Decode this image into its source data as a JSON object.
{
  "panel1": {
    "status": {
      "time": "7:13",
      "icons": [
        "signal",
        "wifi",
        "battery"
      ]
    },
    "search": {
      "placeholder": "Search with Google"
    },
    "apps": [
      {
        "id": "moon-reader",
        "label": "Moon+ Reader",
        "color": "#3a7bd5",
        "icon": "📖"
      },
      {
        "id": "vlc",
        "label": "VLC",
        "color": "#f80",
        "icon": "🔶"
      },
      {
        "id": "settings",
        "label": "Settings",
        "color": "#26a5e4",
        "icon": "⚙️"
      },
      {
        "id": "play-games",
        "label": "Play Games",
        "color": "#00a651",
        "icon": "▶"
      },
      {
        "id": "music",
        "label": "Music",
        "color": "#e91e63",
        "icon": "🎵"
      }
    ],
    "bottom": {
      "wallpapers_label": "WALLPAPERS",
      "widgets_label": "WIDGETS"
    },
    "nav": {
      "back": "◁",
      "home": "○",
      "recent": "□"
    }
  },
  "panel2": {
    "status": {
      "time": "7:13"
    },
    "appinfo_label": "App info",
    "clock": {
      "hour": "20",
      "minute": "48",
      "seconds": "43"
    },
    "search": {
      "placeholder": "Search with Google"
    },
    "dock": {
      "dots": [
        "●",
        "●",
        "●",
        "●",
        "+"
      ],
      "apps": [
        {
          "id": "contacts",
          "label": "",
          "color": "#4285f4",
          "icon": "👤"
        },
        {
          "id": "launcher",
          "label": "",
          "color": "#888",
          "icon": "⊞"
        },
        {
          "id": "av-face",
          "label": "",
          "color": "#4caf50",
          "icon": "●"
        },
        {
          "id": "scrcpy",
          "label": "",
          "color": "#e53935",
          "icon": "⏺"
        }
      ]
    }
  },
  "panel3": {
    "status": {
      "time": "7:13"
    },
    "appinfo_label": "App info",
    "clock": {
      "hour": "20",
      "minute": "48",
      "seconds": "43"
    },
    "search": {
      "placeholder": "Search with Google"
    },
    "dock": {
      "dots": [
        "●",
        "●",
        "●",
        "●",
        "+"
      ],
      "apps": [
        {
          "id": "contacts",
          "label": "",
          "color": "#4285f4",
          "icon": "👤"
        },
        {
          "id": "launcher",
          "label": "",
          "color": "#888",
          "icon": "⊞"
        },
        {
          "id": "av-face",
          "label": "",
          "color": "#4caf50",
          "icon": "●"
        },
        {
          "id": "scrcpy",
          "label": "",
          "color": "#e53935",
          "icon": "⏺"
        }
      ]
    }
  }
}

* * * * * * * * *

*GIVEN TASK*
Go through the records above and set each one down exactly, please.

*RESULT FOR THIS EXERCISE*
Decode this image into its source data as a JSON object.
{
  "panel1": {
    "status": {
      "time": "7:13",
      "icons": [
        "signal",
        "wifi",
        "battery"
      ]
    },
    "search": {
      "placeholder": "Search with Google"
    },
    "apps": [
      {
        "id": "moon-reader",
        "label": "Moon+ Reader",
        "color": "#3a7bd5",
        "icon": "📖"
      },
      {
        "id": "vlc",
        "label": "VLC",
        "color": "#f80",
        "icon": "🔶"
      },
      {
        "id": "settings",
        "label": "Settings",
        "color": "#26a5e4",
        "icon": "⚙️"
      },
      {
        "id": "play-games",
        "label": "Play Games",
        "color": "#00a651",
        "icon": "▶"
      },
      {
        "id": "music",
        "label": "Music",
        "color": "#e91e63",
        "icon": "🎵"
      }
    ],
    "bottom": {
      "wallpapers_label": "WALLPAPERS",
      "widgets_label": "WIDGETS"
    },
    "nav": {
      "back": "◁",
      "home": "○",
      "recent": "□"
    }
  },
  "panel2": {
    "status": {
      "time": "7:13"
    },
    "appinfo_label": "App info",
    "clock": {
      "hour": "20",
      "minute": "48",
      "seconds": "43"
    },
    "search": {
      "placeholder": "Search with Google"
    },
    "dock": {
      "dots": [
        "●",
        "●",
        "●",
        "●",
        "+"
      ],
      "apps": [
        {
          "id": "contacts",
          "label": "",
          "color": "#4285f4",
          "icon": "👤"
        },
        {
          "id": "launcher",
          "label": "",
          "color": "#888",
          "icon": "⊞"
        },
        {
          "id": "av-face",
          "label": "",
          "color": "#4caf50",
          "icon": "●"
        },
        {
          "id": "scrcpy",
          "label": "",
          "color": "#e53935",
          "icon": "⏺"
        }
      ]
    }
  },
  "panel3": {
    "status": {
      "time": "7:13"
    },
    "appinfo_label": "App info",
    "clock": {
      "hour": "20",
      "minute": "48",
      "seconds": "43"
    },
    "search": {
      "placeholder": "Search with Google"
    },
    "dock": {
      "dots": [
        "●",
        "●",
        "●",
        "●",
        "+"
      ],
      "apps": [
        {
          "id": "contacts",
          "label": "",
          "color": "#4285f4",
          "icon": "👤"
        },
        {
          "id": "launcher",
          "label": "",
          "color": "#888",
          "icon": "⊞"
        },
        {
          "id": "av-face",
          "label": "",
          "color": "#4caf50",
          "icon": "●"
        },
        {
          "id": "scrcpy",
          "label": "",
          "color": "#e53935",
          "icon": "⏺"
        }
      ]
    }
  }
}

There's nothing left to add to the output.